▸ Provided data:
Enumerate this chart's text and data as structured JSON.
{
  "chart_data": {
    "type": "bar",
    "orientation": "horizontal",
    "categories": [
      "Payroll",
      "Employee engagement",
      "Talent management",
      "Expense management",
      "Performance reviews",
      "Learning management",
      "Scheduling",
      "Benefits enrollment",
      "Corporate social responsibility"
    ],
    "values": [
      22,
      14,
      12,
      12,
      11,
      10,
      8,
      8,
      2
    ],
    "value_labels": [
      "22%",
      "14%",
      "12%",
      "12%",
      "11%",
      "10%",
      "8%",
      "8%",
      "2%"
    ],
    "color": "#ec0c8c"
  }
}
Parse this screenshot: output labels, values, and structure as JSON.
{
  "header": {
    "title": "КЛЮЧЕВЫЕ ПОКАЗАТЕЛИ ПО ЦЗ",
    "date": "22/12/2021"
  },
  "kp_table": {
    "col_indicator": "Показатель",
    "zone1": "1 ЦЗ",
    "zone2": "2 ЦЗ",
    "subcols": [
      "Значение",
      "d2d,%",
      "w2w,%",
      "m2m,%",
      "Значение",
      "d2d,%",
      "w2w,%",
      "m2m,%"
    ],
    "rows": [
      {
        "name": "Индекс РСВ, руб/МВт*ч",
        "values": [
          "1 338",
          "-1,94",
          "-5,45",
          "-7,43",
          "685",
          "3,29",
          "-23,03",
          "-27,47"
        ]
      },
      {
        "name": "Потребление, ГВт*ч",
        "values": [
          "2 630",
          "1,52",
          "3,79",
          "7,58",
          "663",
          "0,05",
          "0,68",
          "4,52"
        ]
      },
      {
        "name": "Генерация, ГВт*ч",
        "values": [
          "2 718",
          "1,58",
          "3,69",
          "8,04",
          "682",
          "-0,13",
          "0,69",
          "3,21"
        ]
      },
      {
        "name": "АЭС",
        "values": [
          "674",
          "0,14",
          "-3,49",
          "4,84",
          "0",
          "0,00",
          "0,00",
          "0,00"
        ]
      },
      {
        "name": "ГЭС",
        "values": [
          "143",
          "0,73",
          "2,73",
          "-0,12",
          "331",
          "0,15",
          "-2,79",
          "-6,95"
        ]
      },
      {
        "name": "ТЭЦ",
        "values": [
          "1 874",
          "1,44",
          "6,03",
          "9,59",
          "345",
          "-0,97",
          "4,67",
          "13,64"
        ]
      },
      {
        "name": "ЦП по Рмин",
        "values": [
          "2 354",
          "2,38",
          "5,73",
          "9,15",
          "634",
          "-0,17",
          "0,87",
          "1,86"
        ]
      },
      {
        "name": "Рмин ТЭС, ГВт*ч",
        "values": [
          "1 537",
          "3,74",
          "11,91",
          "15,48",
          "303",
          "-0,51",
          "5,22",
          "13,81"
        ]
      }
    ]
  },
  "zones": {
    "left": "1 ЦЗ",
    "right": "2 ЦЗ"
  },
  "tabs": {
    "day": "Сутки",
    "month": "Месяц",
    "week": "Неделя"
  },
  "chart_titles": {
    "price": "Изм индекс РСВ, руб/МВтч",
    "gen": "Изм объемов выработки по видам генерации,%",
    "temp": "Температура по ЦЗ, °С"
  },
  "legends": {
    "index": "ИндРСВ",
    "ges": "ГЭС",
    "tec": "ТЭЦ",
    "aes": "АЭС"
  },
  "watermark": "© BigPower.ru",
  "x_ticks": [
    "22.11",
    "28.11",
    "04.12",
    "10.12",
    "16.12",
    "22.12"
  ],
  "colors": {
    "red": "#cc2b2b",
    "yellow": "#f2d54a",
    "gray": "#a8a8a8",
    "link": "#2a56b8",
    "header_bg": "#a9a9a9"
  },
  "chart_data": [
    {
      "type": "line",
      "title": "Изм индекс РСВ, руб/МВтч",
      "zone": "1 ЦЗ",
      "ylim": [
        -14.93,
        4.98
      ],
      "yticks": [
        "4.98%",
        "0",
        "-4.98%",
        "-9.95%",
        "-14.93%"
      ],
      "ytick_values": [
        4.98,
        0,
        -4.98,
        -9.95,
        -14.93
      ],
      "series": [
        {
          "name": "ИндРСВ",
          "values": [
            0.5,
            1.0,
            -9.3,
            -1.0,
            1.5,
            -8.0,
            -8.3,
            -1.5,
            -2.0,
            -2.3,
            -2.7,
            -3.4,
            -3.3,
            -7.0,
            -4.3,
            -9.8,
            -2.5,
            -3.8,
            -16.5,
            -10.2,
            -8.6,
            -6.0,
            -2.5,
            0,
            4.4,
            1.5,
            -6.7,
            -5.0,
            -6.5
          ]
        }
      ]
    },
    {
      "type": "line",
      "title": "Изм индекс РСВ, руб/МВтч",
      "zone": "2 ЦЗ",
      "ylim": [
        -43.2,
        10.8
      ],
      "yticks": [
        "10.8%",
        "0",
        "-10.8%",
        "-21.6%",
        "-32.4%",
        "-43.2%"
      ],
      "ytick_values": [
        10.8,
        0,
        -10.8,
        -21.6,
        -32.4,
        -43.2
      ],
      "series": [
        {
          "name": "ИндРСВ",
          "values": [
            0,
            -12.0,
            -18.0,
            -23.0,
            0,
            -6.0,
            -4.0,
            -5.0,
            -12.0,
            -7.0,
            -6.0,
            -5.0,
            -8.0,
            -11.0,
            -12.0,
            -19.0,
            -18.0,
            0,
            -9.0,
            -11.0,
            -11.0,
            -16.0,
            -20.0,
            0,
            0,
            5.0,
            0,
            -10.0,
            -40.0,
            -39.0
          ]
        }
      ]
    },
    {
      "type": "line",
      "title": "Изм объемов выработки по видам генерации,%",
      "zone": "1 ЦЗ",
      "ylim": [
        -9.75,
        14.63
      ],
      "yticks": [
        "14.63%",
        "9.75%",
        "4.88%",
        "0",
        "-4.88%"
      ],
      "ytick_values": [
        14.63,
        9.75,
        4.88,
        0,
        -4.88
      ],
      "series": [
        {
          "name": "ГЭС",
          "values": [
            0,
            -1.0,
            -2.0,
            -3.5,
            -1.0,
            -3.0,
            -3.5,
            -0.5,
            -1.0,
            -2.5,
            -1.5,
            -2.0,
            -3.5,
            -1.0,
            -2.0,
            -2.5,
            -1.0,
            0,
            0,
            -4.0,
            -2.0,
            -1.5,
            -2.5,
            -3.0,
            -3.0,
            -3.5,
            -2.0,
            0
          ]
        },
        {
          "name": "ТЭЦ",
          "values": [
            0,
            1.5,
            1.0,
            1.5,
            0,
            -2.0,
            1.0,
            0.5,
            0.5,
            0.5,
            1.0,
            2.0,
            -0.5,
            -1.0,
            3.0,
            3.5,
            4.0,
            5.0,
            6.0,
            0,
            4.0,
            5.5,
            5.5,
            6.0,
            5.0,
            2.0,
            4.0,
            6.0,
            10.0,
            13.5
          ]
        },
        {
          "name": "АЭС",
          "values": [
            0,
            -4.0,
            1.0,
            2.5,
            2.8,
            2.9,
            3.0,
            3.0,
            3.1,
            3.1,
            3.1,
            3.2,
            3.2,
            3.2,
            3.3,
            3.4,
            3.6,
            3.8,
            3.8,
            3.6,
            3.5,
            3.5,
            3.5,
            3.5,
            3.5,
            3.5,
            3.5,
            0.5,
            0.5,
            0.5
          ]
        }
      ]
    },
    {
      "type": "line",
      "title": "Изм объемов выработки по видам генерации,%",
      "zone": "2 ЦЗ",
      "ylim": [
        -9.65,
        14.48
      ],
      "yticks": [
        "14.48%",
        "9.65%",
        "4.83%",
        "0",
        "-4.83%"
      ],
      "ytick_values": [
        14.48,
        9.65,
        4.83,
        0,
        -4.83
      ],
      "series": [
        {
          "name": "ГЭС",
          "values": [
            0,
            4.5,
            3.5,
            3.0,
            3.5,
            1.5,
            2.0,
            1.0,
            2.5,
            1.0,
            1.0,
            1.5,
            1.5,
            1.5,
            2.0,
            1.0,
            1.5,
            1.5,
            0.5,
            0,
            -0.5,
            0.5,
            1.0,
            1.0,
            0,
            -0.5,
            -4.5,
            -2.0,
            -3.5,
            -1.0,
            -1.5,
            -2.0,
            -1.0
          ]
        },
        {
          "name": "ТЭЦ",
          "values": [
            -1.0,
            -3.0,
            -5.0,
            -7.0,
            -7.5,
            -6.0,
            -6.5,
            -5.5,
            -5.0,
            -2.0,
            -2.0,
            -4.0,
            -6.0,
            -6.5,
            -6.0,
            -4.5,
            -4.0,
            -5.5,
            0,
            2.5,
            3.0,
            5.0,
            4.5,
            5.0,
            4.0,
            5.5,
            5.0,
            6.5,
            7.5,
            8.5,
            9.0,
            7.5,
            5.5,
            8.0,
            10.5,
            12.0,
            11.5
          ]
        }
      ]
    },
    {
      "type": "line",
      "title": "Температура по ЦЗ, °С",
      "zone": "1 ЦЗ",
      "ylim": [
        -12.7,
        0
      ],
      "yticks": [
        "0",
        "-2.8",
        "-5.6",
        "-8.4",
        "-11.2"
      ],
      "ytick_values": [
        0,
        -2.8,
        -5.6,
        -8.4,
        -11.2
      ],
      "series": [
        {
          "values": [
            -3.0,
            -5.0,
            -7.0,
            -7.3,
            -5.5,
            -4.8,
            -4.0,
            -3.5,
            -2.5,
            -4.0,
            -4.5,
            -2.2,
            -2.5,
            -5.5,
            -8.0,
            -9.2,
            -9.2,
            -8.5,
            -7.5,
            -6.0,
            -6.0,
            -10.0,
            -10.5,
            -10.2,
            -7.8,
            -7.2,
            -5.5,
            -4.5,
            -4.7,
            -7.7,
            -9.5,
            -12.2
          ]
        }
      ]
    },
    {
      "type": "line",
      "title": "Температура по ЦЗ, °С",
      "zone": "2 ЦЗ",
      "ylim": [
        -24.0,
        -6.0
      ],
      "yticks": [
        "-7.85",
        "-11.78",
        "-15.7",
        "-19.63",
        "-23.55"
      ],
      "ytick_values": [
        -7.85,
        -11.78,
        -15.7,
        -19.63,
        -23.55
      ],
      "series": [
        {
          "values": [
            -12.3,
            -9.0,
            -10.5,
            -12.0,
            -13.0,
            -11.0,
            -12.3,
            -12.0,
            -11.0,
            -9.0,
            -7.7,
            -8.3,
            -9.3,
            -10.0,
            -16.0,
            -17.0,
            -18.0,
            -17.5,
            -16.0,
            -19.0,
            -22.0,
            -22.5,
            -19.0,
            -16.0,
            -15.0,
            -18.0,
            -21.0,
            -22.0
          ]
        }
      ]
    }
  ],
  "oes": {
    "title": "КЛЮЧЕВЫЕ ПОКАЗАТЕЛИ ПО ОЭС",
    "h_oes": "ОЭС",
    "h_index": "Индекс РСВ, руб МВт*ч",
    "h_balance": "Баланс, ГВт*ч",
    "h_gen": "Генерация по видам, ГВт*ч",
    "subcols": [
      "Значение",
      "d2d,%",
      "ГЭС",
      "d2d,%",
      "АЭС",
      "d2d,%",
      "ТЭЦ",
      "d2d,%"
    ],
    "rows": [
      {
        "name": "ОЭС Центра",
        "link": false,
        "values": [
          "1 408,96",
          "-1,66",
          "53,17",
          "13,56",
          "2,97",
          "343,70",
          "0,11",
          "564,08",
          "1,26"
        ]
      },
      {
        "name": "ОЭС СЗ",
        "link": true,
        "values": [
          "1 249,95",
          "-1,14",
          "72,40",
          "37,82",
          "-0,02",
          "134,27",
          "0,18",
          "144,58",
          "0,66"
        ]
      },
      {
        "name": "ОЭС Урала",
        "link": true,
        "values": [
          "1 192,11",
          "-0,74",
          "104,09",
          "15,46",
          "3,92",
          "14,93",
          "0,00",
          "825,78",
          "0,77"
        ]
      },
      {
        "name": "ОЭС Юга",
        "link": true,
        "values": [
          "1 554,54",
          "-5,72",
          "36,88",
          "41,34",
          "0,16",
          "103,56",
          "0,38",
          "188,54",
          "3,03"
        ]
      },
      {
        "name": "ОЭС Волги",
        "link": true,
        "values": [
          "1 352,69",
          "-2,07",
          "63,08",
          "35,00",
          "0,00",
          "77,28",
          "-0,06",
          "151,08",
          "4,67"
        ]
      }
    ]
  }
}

▸ What to do: Reproduce each line from the records that contains the word "this".

▸ Task response:
Enumerate this chart's text and data as structured JSON.
Parse this screenshot: output labels, values, and structure as JSON.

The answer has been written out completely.